▶ Your objective
Can you pull out each line of the data below that includes the word "Plasma"?

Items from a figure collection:
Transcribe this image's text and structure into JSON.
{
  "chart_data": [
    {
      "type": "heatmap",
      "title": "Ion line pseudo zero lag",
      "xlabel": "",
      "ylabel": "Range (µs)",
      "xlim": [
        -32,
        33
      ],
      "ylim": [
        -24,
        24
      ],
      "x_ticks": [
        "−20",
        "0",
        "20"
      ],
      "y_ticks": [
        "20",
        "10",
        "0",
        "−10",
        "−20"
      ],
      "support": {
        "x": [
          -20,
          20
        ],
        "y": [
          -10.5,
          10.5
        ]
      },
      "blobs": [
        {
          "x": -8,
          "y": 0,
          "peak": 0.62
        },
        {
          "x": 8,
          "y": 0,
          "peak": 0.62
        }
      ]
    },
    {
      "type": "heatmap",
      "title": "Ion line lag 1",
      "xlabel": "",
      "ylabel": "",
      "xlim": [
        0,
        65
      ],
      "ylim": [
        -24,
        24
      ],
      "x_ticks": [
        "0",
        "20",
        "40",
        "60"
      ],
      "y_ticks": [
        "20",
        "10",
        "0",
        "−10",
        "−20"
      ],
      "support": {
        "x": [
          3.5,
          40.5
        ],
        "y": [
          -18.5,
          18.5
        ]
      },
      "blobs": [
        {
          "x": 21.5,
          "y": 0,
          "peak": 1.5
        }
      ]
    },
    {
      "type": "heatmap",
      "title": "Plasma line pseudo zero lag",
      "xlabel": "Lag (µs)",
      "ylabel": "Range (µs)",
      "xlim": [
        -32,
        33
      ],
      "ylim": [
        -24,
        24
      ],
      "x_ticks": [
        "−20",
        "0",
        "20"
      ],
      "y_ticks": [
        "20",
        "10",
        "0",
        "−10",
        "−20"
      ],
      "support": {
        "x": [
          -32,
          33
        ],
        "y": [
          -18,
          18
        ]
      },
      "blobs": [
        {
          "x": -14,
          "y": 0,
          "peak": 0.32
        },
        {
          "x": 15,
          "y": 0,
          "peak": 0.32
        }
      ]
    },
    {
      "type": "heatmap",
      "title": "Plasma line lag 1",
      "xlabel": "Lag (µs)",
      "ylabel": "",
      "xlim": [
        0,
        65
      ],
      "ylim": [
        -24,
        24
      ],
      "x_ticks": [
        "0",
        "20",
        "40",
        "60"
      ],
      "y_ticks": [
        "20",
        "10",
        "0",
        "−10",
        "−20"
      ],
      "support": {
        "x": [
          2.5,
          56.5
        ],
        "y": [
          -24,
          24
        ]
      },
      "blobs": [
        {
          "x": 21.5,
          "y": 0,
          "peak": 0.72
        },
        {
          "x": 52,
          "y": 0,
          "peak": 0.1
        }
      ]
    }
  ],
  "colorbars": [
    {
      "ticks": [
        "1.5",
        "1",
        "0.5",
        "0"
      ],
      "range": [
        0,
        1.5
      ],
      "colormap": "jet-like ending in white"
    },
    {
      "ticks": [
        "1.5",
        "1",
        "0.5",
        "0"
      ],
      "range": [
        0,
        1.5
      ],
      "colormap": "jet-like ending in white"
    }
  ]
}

▶ Answer to this problem
      "title": "Plasma line pseudo zero lag",
      "title": "Plasma line lag 1",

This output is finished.